▸ Records for processing
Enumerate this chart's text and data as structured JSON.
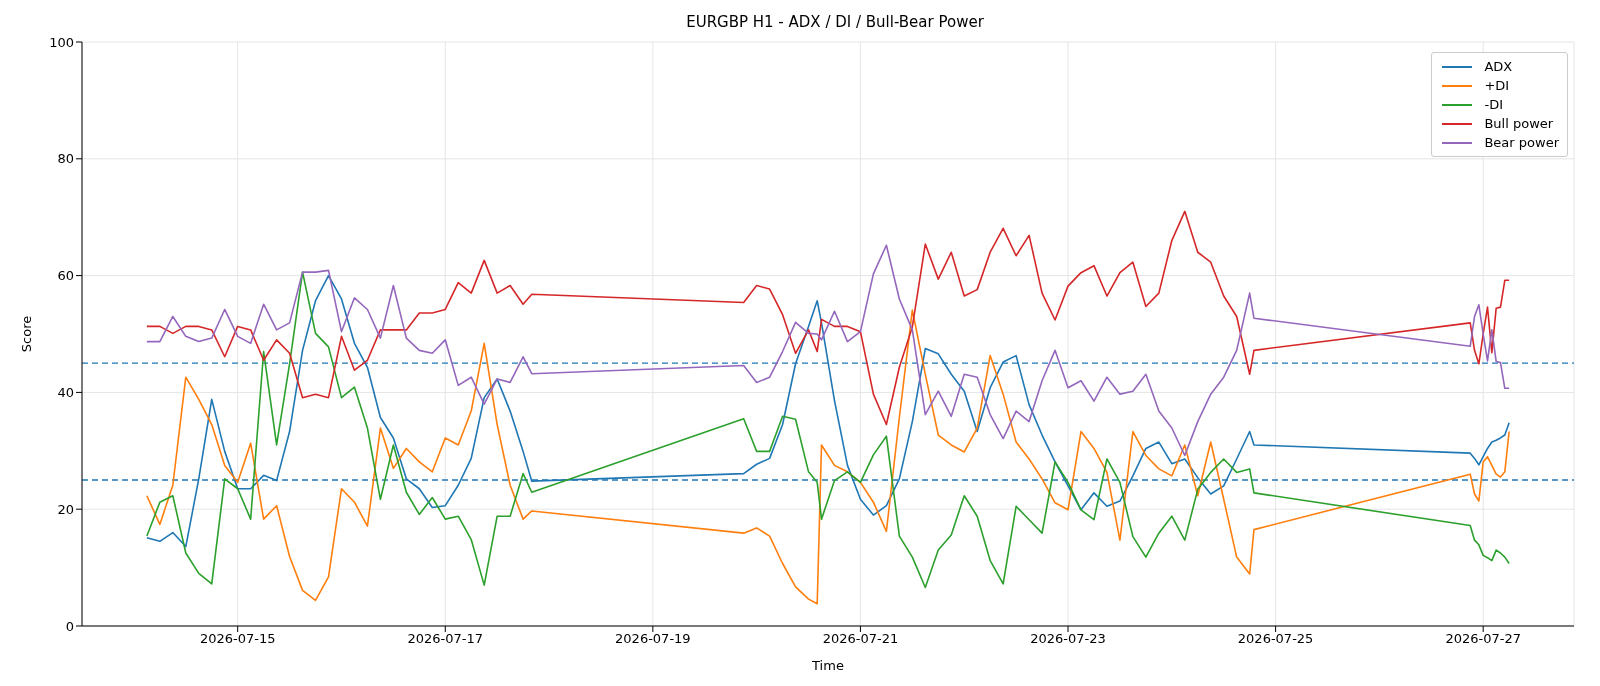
{
  "chart_data": {
    "type": "line",
    "title": "EURGBP H1 - ADX / DI / Bull-Bear Power",
    "xlabel": "Time",
    "ylabel": "Score",
    "x": [
      "2026-07-14T03:00",
      "2026-07-14T06:00",
      "2026-07-14T09:00",
      "2026-07-14T12:00",
      "2026-07-14T15:00",
      "2026-07-14T18:00",
      "2026-07-14T21:00",
      "2026-07-15T00:00",
      "2026-07-15T03:00",
      "2026-07-15T06:00",
      "2026-07-15T09:00",
      "2026-07-15T12:00",
      "2026-07-15T15:00",
      "2026-07-15T18:00",
      "2026-07-15T21:00",
      "2026-07-16T00:00",
      "2026-07-16T03:00",
      "2026-07-16T06:00",
      "2026-07-16T09:00",
      "2026-07-16T12:00",
      "2026-07-16T15:00",
      "2026-07-16T18:00",
      "2026-07-16T21:00",
      "2026-07-17T00:00",
      "2026-07-17T03:00",
      "2026-07-17T06:00",
      "2026-07-17T09:00",
      "2026-07-17T12:00",
      "2026-07-17T15:00",
      "2026-07-17T18:00",
      "2026-07-17T20:00",
      "2026-07-19T21:00",
      "2026-07-20T00:00",
      "2026-07-20T03:00",
      "2026-07-20T06:00",
      "2026-07-20T09:00",
      "2026-07-20T12:00",
      "2026-07-20T14:00",
      "2026-07-20T15:00",
      "2026-07-20T18:00",
      "2026-07-20T21:00",
      "2026-07-21T00:00",
      "2026-07-21T03:00",
      "2026-07-21T06:00",
      "2026-07-21T09:00",
      "2026-07-21T12:00",
      "2026-07-21T15:00",
      "2026-07-21T18:00",
      "2026-07-21T21:00",
      "2026-07-22T00:00",
      "2026-07-22T03:00",
      "2026-07-22T06:00",
      "2026-07-22T09:00",
      "2026-07-22T12:00",
      "2026-07-22T15:00",
      "2026-07-22T18:00",
      "2026-07-22T21:00",
      "2026-07-23T00:00",
      "2026-07-23T03:00",
      "2026-07-23T06:00",
      "2026-07-23T09:00",
      "2026-07-23T12:00",
      "2026-07-23T15:00",
      "2026-07-23T18:00",
      "2026-07-23T21:00",
      "2026-07-24T00:00",
      "2026-07-24T03:00",
      "2026-07-24T06:00",
      "2026-07-24T09:00",
      "2026-07-24T12:00",
      "2026-07-24T15:00",
      "2026-07-24T18:00",
      "2026-07-24T19:00",
      "2026-07-26T21:00",
      "2026-07-26T22:00",
      "2026-07-26T23:00",
      "2026-07-27T00:00",
      "2026-07-27T01:00",
      "2026-07-27T02:00",
      "2026-07-27T03:00",
      "2026-07-27T04:00",
      "2026-07-27T05:00",
      "2026-07-27T06:00"
    ],
    "series": [
      {
        "name": "ADX",
        "color": "#1f77b4",
        "values": [
          15.1,
          14.5,
          16,
          13.6,
          25.2,
          38.8,
          29.9,
          23.5,
          23.5,
          25.8,
          24.9,
          33.3,
          47.2,
          55.7,
          60,
          56,
          48.4,
          44.3,
          35.7,
          32.2,
          25.2,
          23.5,
          20.3,
          20.6,
          24.1,
          28.7,
          39.1,
          42.3,
          36.8,
          29.9,
          24.8,
          26.1,
          27.7,
          28.7,
          34.5,
          44.9,
          51.3,
          55.7,
          51.9,
          38.6,
          27.5,
          21.7,
          19,
          20.6,
          25.2,
          35,
          47.5,
          46.6,
          43.1,
          40.2,
          33.3,
          40.8,
          45.2,
          46.3,
          37.9,
          32.7,
          28.1,
          24,
          19.9,
          22.8,
          20.5,
          21.4,
          25.7,
          30.4,
          31.5,
          27.8,
          28.6,
          25.4,
          22.6,
          24,
          28.6,
          33.3,
          31,
          29.6,
          28.7,
          27.6,
          29,
          30.4,
          31.5,
          31.8,
          32.2,
          32.7,
          34.8
        ]
      },
      {
        "name": "+DI",
        "color": "#ff7f0e",
        "values": [
          22.3,
          17.4,
          24.1,
          42.6,
          38.8,
          34.5,
          27.5,
          24.6,
          31.3,
          18.3,
          20.6,
          11.9,
          6.1,
          4.4,
          8.4,
          23.5,
          21.2,
          17.1,
          33.9,
          27,
          30.4,
          28.1,
          26.4,
          32.2,
          31,
          36.8,
          48.4,
          34.5,
          24.1,
          18.3,
          19.7,
          15.9,
          16.8,
          15.4,
          10.7,
          6.7,
          4.6,
          3.8,
          31,
          27.5,
          26.4,
          24.6,
          21.2,
          16.2,
          35.7,
          54.1,
          43.1,
          32.7,
          31,
          29.8,
          33.9,
          46.3,
          39.7,
          31.5,
          28.6,
          25.2,
          21.1,
          19.9,
          33.3,
          30.4,
          26.3,
          14.7,
          33.3,
          29.2,
          26.9,
          25.7,
          31,
          22.3,
          31.5,
          21.7,
          11.8,
          8.9,
          16.5,
          26,
          22.6,
          21.4,
          28.1,
          29,
          27.5,
          26,
          25.5,
          26.4,
          33.3
        ]
      },
      {
        "name": "-DI",
        "color": "#2ca02c",
        "values": [
          15.4,
          21.2,
          22.3,
          12.5,
          9,
          7.2,
          25.2,
          23.5,
          18.3,
          47,
          31,
          44.9,
          60.6,
          50.1,
          47.8,
          39.1,
          40.9,
          33.9,
          21.7,
          31,
          22.9,
          19.1,
          22,
          18.3,
          18.8,
          14.8,
          7,
          18.8,
          18.8,
          26.1,
          22.9,
          35.5,
          29.9,
          29.9,
          35.9,
          35.4,
          26.4,
          24.6,
          18.3,
          24.9,
          26.4,
          24.6,
          29.3,
          32.5,
          15.4,
          11.8,
          6.6,
          13,
          15.6,
          22.3,
          18.8,
          11.2,
          7.2,
          20.5,
          18.2,
          15.9,
          28.1,
          24.6,
          19.9,
          18.2,
          28.6,
          24.6,
          15.3,
          11.8,
          15.9,
          18.8,
          14.7,
          23.4,
          26.3,
          28.6,
          26.3,
          26.9,
          22.8,
          17.2,
          14.7,
          13.9,
          12.1,
          11.7,
          11.2,
          13,
          12.5,
          11.8,
          10.7
        ]
      },
      {
        "name": "Bull power",
        "color": "#d62728",
        "values": [
          51.3,
          51.3,
          50.1,
          51.3,
          51.3,
          50.7,
          46.1,
          51.3,
          50.7,
          45.5,
          49,
          46.7,
          39.1,
          39.7,
          39.1,
          49.6,
          43.8,
          45.5,
          50.7,
          50.7,
          50.7,
          53.6,
          53.6,
          54.2,
          58.8,
          57,
          62.6,
          57,
          58.3,
          55.1,
          56.8,
          55.4,
          58.3,
          57.7,
          53.3,
          46.7,
          50.7,
          47,
          52.5,
          51.3,
          51.3,
          50.4,
          39.7,
          34.5,
          44.3,
          51.2,
          65.4,
          59.4,
          64,
          56.5,
          57.6,
          64,
          68.1,
          63.4,
          66.9,
          57,
          52.4,
          58.2,
          60.5,
          61.7,
          56.5,
          60.5,
          62.3,
          54.7,
          57,
          66,
          71,
          64,
          62.3,
          56.5,
          53,
          43.1,
          47.2,
          51.9,
          47.2,
          44.9,
          50,
          54.6,
          46.8,
          54.4,
          54.6,
          59.2,
          59.2
        ]
      },
      {
        "name": "Bear power",
        "color": "#9467bd",
        "values": [
          48.7,
          48.7,
          53,
          49.6,
          48.7,
          49.3,
          54.2,
          49.6,
          48.4,
          55.1,
          50.7,
          51.9,
          60.6,
          60.6,
          60.9,
          50.4,
          56.2,
          54.2,
          49.3,
          58.3,
          49.3,
          47.2,
          46.7,
          49,
          41.2,
          42.6,
          38,
          42.3,
          41.7,
          46.1,
          43.2,
          44.6,
          41.7,
          42.6,
          47,
          52,
          50.1,
          50,
          49,
          53.9,
          48.7,
          50.4,
          60.3,
          65.2,
          56,
          50.7,
          36.2,
          40.2,
          35.9,
          43.1,
          42.6,
          36.2,
          32.1,
          36.8,
          35,
          42,
          47.2,
          40.8,
          42,
          38.5,
          42.6,
          39.7,
          40.2,
          43.1,
          36.8,
          33.9,
          29.2,
          35,
          39.7,
          42.6,
          47.2,
          57,
          52.7,
          47.9,
          53,
          55,
          50,
          45.4,
          50.7,
          45.3,
          45.1,
          40.7,
          40.7
        ]
      }
    ],
    "xlim": [
      "2026-07-13T12:00",
      "2026-07-27T21:00"
    ],
    "xticks": [
      "2026-07-15",
      "2026-07-17",
      "2026-07-19",
      "2026-07-21",
      "2026-07-23",
      "2026-07-25",
      "2026-07-27"
    ],
    "ylim": [
      0,
      100
    ],
    "yticks": [
      0,
      20,
      40,
      60,
      80,
      100
    ],
    "ref_lines": [
      {
        "axis": "y",
        "value": 45,
        "color": "#1f77b4",
        "line_style": "dashed"
      },
      {
        "axis": "y",
        "value": 25,
        "color": "#1f77b4",
        "line_style": "dashed"
      }
    ],
    "grid": true,
    "legend": "top right"
  }
}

▸ What the exercise asks
Look through the entries above and report each line where the string "color" occurs.

▸ Expected answer
        "color": "#1f77b4",
        "color": "#ff7f0e",
        "color": "#2ca02c",
        "color": "#d62728",
        "color": "#9467bd",
        "color": "#1f77b4",
        "color": "#1f77b4",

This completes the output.